(Figure content listings)
↓

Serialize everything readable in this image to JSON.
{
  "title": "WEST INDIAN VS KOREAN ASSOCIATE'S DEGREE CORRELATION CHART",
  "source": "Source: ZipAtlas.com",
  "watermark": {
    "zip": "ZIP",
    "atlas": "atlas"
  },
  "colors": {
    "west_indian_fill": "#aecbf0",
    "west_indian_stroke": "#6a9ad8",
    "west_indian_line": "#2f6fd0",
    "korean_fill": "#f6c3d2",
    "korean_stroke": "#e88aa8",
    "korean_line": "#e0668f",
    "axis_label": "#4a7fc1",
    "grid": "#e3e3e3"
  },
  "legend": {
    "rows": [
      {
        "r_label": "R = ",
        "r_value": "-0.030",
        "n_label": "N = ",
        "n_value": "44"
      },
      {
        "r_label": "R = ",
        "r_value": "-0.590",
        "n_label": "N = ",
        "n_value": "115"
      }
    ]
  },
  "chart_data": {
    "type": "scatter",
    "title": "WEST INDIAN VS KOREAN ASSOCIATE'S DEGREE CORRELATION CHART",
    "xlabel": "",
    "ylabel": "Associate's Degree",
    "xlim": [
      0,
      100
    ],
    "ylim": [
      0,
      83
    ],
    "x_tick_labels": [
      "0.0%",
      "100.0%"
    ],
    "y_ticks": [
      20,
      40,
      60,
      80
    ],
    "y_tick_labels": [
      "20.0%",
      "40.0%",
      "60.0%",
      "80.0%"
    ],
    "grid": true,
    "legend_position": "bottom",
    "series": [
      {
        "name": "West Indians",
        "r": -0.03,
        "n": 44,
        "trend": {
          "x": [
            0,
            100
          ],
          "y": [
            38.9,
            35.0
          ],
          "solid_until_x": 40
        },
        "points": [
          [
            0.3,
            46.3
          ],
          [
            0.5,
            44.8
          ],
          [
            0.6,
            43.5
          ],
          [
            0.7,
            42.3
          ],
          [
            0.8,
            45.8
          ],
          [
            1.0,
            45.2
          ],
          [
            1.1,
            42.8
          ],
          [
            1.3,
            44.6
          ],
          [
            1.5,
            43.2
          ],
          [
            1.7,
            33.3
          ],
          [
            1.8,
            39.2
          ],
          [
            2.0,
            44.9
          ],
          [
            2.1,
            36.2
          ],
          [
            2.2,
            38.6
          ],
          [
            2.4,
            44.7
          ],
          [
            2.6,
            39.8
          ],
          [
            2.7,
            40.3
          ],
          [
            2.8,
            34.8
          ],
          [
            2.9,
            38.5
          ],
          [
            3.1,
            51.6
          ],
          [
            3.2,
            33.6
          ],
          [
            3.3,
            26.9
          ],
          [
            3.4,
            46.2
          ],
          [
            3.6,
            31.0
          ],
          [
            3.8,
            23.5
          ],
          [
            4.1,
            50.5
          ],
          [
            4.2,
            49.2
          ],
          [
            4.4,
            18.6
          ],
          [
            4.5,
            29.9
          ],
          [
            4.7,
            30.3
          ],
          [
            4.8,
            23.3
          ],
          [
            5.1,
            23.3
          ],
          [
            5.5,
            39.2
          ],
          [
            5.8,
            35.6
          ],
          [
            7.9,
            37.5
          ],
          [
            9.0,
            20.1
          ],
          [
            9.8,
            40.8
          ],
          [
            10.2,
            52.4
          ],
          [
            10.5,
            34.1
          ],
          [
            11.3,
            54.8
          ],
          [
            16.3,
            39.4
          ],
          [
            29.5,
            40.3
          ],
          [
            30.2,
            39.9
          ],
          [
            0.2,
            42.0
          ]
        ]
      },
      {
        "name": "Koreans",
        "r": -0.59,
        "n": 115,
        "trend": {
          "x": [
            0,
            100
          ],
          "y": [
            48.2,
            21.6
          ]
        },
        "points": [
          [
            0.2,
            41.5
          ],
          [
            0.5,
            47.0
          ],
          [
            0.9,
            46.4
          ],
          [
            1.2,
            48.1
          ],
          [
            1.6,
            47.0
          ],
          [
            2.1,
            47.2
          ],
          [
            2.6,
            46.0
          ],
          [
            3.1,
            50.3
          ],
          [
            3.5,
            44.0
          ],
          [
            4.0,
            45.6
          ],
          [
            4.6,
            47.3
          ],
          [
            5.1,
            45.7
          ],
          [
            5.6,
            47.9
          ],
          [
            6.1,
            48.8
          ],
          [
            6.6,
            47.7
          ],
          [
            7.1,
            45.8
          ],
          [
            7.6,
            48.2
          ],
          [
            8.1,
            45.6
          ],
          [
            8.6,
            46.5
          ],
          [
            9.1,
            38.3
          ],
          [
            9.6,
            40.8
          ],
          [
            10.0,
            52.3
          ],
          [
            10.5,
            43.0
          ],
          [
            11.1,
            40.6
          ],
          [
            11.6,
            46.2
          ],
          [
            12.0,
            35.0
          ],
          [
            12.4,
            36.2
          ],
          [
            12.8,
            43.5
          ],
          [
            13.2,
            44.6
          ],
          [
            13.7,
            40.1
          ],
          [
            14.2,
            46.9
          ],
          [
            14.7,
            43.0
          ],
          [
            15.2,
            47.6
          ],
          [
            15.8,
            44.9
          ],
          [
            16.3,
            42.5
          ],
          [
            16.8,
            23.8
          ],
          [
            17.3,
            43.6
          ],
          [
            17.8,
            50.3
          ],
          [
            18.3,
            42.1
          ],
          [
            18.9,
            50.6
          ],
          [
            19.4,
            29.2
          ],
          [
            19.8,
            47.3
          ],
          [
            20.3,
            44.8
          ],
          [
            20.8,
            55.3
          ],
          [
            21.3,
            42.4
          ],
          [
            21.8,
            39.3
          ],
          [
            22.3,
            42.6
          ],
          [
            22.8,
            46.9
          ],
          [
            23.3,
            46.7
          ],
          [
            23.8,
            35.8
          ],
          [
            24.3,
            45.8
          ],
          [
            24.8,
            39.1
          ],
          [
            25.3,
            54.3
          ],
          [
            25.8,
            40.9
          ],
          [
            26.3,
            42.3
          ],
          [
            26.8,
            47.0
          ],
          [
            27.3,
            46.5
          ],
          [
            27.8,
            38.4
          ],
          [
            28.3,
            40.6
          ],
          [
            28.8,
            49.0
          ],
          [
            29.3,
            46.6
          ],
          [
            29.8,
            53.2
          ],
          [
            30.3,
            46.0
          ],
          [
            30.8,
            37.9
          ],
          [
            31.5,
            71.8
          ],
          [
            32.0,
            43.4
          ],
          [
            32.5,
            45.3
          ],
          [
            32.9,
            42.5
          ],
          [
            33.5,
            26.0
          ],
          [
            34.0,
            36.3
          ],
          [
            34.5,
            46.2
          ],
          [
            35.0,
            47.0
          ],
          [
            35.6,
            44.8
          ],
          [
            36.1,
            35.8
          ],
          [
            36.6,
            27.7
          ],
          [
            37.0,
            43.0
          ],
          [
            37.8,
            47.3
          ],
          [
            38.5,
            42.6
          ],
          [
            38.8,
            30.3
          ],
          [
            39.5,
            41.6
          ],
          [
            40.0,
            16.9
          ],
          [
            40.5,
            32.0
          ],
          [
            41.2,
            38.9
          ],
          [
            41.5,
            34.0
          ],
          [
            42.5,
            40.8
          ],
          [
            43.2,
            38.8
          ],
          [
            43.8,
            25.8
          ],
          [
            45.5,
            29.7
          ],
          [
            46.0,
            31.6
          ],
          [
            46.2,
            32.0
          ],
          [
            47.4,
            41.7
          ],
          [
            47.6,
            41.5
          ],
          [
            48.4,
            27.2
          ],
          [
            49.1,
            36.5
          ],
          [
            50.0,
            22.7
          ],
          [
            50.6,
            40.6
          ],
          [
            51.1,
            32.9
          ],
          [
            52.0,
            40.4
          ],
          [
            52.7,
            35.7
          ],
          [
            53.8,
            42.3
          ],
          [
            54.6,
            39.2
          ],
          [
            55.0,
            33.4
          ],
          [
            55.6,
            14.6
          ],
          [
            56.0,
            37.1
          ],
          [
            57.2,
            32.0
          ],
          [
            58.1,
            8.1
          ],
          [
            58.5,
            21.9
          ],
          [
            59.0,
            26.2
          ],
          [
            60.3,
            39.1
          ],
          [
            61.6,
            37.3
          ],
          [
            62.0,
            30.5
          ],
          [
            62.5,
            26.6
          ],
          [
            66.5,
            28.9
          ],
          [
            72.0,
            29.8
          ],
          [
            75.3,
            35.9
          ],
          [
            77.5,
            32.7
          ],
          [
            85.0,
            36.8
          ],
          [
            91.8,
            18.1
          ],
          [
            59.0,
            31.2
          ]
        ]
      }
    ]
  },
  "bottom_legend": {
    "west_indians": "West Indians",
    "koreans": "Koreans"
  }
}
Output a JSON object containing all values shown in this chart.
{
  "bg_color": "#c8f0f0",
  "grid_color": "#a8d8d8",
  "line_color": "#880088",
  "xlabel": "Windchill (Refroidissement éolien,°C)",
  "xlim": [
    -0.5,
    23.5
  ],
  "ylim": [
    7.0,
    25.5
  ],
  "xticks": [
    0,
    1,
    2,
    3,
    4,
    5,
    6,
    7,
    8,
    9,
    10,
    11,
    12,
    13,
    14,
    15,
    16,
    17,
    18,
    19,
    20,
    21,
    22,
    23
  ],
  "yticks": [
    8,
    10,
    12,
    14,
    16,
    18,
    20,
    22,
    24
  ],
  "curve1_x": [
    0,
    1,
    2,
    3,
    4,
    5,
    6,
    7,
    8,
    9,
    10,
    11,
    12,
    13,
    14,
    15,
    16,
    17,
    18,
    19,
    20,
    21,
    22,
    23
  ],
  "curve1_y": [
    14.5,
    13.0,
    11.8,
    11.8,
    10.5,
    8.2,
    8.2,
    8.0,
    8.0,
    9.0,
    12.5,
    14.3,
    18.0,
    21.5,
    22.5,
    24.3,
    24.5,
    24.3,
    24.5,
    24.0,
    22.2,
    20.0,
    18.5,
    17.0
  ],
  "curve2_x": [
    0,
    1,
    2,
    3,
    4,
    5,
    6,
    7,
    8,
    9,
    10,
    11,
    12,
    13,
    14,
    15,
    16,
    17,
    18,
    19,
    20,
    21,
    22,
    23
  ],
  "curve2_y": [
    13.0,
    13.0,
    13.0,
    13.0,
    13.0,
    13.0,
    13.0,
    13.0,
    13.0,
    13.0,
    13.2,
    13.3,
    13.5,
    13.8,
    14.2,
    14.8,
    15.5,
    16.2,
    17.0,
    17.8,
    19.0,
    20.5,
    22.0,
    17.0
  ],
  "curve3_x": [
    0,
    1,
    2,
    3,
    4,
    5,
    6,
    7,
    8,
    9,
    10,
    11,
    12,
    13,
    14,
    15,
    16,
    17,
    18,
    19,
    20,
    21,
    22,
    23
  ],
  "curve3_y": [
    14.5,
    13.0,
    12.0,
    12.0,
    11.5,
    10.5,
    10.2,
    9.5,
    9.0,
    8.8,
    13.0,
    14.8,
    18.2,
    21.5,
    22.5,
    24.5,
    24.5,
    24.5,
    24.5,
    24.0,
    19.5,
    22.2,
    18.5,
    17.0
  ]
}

↑

Exactly how many lines of the material contain the word "xlabel"? Write the number alone.

2